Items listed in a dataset
= = = = =

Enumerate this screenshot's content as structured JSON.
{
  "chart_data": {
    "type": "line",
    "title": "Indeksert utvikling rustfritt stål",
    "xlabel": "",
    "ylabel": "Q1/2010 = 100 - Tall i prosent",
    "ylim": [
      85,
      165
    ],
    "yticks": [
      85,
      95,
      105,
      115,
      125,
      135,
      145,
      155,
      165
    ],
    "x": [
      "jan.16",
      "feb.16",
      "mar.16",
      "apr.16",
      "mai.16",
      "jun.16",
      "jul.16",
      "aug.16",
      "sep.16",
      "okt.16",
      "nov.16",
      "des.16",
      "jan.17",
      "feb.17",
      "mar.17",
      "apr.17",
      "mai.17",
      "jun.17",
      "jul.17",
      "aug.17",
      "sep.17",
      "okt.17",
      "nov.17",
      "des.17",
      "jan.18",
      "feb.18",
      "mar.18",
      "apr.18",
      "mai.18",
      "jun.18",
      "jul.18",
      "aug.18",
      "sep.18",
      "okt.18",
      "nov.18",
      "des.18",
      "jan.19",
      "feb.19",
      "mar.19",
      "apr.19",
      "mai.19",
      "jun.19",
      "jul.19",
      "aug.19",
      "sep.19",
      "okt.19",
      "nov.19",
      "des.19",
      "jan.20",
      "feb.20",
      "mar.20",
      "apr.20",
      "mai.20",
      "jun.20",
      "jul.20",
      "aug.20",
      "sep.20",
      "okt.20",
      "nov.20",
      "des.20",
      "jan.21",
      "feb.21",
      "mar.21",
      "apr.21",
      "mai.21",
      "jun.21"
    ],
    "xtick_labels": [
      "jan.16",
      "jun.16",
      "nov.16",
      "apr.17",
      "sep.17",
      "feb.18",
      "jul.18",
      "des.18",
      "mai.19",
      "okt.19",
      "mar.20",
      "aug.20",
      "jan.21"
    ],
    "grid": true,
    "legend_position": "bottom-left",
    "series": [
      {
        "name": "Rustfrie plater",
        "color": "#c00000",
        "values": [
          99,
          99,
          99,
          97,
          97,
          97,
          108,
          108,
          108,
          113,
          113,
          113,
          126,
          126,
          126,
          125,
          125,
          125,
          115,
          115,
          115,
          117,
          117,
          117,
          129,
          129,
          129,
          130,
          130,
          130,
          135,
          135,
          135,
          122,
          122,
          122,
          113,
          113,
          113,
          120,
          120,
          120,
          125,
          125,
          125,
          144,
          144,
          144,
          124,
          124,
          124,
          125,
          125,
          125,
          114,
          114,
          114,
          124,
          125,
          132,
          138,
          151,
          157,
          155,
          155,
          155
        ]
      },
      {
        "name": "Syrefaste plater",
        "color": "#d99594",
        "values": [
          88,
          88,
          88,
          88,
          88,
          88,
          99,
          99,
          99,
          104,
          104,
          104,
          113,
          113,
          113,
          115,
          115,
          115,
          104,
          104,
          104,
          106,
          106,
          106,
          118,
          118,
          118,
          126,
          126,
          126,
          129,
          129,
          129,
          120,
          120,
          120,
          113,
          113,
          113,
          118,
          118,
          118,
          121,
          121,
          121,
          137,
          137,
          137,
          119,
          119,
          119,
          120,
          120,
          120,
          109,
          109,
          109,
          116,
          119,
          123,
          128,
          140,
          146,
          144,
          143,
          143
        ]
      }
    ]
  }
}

= = = = =

▸ WHAT TO PRODUCE
Recopy the whole listing exactly.

▸ CORRECT ANSWER
Enumerate this screenshot's content as structured JSON.
{
  "chart_data": {
    "type": "line",
    "title": "Indeksert utvikling rustfritt stål",
    "xlabel": "",
    "ylabel": "Q1/2010 = 100 - Tall i prosent",
    "ylim": [
      85,
      165
    ],
    "yticks": [
      85,
      95,
      105,
      115,
      125,
      135,
      145,
      155,
      165
    ],
    "x": [
      "jan.16",
      "feb.16",
      "mar.16",
      "apr.16",
      "mai.16",
      "jun.16",
      "jul.16",
      "aug.16",
      "sep.16",
      "okt.16",
      "nov.16",
      "des.16",
      "jan.17",
      "feb.17",
      "mar.17",
      "apr.17",
      "mai.17",
      "jun.17",
      "jul.17",
      "aug.17",
      "sep.17",
      "okt.17",
      "nov.17",
      "des.17",
      "jan.18",
      "feb.18",
      "mar.18",
      "apr.18",
      "mai.18",
      "jun.18",
      "jul.18",
      "aug.18",
      "sep.18",
      "okt.18",
      "nov.18",
      "des.18",
      "jan.19",
      "feb.19",
      "mar.19",
      "apr.19",
      "mai.19",
      "jun.19",
      "jul.19",
      "aug.19",
      "sep.19",
      "okt.19",
      "nov.19",
      "des.19",
      "jan.20",
      "feb.20",
      "mar.20",
      "apr.20",
      "mai.20",
      "jun.20",
      "jul.20",
      "aug.20",
      "sep.20",
      "okt.20",
      "nov.20",
      "des.20",
      "jan.21",
      "feb.21",
      "mar.21",
      "apr.21",
      "mai.21",
      "jun.21"
    ],
    "xtick_labels": [
      "jan.16",
      "jun.16",
      "nov.16",
      "apr.17",
      "sep.17",
      "feb.18",
      "jul.18",
      "des.18",
      "mai.19",
      "okt.19",
      "mar.20",
      "aug.20",
      "jan.21"
    ],
    "grid": true,
    "legend_position": "bottom-left",
    "series": [
      {
        "name": "Rustfrie plater",
        "color": "#c00000",
        "values": [
          99,
          99,
          99,
          97,
          97,
          97,
          108,
          108,
          108,
          113,
          113,
          113,
          126,
          126,
          126,
          125,
          125,
          125,
          115,
          115,
          115,
          117,
          117,
          117,
          129,
          129,
          129,
          130,
          130,
          130,
          135,
          135,
          135,
          122,
          122,
          122,
          113,
          113,
          113,
          120,
          120,
          120,
          125,
          125,
          125,
          144,
          144,
          144,
          124,
          124,
          124,
          125,
          125,
          125,
          114,
          114,
          114,
          124,
          125,
          132,
          138,
          151,
          157,
          155,
          155,
          155
        ]
      },
      {
        "name": "Syrefaste plater",
        "color": "#d99594",
        "values": [
          88,
          88,
          88,
          88,
          88,
          88,
          99,
          99,
          99,
          104,
          104,
          104,
          113,
          113,
          113,
          115,
          115,
          115,
          104,
          104,
          104,
          106,
          106,
          106,
          118,
          118,
          118,
          126,
          126,
          126,
          129,
          129,
          129,
          120,
          120,
          120,
          113,
          113,
          113,
          118,
          118,
          118,
          121,
          121,
          121,
          137,
          137,
          137,
          119,
          119,
          119,
          120,
          120,
          120,
          109,
          109,
          109,
          116,
          119,
          123,
          128,
          140,
          146,
          144,
          143,
          143
        ]
      }
    ]
  }
}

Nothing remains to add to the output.